Input material.
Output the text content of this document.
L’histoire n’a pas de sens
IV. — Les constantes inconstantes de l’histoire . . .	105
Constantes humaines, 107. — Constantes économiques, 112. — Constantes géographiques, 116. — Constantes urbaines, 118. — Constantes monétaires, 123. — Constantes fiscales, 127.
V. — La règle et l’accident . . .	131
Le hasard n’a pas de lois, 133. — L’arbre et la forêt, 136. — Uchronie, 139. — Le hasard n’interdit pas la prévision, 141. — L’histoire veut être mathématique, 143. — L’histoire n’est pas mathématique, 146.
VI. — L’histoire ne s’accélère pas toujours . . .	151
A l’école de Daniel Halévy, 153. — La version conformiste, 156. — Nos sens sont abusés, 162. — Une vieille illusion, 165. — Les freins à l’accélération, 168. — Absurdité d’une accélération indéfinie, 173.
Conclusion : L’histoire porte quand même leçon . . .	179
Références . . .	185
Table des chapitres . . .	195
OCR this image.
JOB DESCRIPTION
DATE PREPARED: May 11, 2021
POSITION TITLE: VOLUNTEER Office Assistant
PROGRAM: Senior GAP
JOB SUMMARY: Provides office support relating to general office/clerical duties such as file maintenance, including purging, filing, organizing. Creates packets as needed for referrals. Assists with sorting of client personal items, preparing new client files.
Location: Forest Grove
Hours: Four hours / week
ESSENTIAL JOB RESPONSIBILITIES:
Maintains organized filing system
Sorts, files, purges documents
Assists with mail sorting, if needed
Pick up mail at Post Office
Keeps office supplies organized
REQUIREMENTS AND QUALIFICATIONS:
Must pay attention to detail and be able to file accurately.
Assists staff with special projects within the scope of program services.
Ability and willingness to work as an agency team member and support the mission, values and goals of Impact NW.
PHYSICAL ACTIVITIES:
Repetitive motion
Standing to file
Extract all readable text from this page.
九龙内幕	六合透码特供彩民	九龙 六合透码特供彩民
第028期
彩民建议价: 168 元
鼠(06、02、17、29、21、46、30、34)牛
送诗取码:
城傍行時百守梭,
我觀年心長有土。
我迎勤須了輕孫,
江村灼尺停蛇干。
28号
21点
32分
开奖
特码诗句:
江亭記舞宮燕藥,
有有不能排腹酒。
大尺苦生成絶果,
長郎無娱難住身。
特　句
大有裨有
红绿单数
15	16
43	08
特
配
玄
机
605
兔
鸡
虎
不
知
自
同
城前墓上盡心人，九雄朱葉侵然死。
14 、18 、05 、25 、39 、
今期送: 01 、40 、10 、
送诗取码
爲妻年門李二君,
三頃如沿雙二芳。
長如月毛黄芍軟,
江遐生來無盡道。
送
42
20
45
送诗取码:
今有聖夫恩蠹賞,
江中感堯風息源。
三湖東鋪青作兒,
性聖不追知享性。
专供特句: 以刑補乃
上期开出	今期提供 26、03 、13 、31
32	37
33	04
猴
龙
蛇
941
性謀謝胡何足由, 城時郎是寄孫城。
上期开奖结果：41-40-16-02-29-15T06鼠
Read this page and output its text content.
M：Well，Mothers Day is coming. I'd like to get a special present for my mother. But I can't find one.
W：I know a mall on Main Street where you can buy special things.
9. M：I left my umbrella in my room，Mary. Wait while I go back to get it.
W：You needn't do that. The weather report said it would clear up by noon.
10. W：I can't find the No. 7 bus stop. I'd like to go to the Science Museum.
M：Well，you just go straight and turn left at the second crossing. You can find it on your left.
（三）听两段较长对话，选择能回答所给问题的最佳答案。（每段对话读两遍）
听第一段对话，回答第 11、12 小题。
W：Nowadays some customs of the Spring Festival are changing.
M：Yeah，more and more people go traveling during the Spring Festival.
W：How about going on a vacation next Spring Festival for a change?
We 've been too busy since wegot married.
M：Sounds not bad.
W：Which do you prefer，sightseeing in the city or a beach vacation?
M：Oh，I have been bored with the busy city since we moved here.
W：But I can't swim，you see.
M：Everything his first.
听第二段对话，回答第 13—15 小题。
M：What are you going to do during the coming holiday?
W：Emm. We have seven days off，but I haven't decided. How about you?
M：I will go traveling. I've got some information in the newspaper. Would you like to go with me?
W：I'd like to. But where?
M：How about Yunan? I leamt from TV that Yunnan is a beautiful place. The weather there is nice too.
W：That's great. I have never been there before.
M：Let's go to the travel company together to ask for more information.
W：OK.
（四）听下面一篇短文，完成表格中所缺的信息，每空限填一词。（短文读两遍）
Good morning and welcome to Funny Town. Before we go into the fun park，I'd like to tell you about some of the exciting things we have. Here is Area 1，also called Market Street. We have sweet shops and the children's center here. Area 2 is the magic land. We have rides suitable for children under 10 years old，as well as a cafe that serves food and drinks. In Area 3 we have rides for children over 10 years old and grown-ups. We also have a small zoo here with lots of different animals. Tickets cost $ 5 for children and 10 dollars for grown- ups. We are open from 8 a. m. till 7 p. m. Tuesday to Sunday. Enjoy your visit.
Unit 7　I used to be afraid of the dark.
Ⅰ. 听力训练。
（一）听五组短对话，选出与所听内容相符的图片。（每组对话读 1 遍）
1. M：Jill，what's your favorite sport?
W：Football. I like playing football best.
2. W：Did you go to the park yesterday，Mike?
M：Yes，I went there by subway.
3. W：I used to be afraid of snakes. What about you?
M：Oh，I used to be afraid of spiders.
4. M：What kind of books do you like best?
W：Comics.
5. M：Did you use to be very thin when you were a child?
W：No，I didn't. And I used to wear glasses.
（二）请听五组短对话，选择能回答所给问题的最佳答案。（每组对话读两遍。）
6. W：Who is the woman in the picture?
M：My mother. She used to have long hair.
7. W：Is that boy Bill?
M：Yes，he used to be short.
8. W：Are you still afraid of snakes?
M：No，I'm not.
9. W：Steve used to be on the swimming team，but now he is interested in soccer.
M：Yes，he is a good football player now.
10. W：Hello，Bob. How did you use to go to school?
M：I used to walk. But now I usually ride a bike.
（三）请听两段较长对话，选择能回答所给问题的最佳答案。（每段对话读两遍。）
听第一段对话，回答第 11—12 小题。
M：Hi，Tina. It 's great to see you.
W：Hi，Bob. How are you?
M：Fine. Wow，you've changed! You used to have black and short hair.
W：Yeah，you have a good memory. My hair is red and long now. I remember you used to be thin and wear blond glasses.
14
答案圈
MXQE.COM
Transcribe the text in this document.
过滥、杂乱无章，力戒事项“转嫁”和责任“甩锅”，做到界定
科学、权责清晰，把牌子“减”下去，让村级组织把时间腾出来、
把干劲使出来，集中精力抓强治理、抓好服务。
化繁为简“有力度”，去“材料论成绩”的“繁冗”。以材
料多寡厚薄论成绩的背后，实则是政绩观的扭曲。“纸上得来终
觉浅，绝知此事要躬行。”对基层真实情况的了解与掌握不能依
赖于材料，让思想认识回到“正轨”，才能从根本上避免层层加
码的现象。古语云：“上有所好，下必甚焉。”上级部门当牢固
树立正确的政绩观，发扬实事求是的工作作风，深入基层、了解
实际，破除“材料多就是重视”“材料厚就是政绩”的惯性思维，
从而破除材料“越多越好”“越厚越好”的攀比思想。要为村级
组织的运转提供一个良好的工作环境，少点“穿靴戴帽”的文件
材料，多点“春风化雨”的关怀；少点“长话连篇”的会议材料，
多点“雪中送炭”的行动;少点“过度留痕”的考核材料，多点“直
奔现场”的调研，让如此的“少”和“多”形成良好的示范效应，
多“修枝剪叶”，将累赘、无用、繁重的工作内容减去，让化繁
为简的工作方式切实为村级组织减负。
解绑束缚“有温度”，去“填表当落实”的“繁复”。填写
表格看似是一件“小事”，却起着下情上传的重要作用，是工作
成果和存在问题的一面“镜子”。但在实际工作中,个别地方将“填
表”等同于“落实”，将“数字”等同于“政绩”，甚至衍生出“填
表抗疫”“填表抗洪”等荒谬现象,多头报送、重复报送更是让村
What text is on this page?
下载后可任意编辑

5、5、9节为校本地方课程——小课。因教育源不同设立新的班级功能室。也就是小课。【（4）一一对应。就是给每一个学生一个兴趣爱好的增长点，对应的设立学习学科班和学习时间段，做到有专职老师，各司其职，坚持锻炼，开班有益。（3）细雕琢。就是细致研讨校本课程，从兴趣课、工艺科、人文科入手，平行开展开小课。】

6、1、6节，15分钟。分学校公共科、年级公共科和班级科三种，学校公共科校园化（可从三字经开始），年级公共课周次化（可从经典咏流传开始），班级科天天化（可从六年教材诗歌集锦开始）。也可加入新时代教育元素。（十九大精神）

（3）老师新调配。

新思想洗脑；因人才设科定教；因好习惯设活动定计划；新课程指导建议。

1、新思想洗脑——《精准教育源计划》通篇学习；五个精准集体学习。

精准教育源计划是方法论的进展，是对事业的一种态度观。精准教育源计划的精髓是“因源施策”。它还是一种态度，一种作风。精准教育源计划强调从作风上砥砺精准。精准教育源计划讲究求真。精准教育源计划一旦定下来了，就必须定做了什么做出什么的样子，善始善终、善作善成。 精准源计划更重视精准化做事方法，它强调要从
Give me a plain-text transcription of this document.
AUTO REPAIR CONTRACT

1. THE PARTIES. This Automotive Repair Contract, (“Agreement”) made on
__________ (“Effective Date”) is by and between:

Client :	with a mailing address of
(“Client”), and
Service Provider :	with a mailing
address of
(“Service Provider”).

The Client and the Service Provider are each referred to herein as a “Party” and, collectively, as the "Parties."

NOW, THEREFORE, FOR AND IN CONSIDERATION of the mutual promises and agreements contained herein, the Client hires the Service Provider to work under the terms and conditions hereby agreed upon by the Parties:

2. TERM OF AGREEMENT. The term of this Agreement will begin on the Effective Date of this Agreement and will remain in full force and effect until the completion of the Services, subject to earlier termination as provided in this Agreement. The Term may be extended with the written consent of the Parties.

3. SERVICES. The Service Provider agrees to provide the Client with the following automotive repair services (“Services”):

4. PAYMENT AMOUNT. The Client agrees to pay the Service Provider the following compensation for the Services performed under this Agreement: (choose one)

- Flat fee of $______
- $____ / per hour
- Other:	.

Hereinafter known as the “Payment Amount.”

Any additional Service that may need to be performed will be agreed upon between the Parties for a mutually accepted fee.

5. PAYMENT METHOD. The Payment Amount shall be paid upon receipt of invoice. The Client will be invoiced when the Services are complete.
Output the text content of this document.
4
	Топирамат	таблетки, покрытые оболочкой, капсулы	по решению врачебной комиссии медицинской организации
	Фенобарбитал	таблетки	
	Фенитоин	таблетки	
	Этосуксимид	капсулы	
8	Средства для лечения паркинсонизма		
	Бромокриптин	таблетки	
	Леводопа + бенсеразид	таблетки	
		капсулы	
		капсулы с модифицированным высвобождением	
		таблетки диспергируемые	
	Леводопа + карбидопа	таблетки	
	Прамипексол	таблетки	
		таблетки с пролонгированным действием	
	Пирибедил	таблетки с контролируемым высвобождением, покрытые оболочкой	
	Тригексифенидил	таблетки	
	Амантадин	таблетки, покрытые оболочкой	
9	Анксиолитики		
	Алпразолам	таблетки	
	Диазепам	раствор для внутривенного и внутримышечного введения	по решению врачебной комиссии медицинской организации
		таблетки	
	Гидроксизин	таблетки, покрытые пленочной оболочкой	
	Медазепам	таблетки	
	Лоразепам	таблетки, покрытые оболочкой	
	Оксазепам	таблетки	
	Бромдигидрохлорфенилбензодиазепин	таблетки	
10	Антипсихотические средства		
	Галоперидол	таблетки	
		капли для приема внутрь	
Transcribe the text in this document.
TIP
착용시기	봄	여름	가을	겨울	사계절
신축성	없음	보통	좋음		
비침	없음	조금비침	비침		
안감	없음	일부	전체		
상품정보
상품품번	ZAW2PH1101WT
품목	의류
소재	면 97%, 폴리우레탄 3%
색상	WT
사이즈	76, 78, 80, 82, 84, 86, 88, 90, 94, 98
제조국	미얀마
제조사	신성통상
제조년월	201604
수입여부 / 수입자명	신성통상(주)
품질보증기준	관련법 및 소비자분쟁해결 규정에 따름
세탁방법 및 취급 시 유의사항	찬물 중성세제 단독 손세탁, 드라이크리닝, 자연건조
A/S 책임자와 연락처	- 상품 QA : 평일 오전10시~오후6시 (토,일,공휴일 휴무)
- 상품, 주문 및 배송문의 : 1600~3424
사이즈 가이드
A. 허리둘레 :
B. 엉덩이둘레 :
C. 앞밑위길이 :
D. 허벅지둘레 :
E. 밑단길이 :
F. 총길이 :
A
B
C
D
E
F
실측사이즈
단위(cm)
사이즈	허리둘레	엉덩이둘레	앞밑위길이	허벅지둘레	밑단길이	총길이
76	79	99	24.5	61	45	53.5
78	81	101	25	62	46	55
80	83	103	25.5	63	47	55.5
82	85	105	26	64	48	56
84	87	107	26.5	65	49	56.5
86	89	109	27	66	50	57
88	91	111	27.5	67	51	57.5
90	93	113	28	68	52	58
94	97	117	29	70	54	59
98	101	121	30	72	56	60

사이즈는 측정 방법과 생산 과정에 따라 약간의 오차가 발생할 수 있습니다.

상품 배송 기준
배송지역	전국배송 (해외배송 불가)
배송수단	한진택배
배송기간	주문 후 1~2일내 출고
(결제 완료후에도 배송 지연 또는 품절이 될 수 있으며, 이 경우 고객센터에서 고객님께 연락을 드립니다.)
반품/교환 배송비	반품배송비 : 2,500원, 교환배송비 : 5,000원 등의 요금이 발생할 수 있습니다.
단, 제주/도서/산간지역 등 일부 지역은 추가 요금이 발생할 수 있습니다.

Written task.
Read through the entries and copy every line that includes "sens".

Exercise output.
L’histoire n’a pas de sens
A l’école de Daniel Halévy, 153. — La version conformiste, 156. — Nos sens sont abusés, 162. — Une vieille illusion, 165. — Les freins à l’accélération, 168. — Absurdité d’une accélération indéfinie, 173.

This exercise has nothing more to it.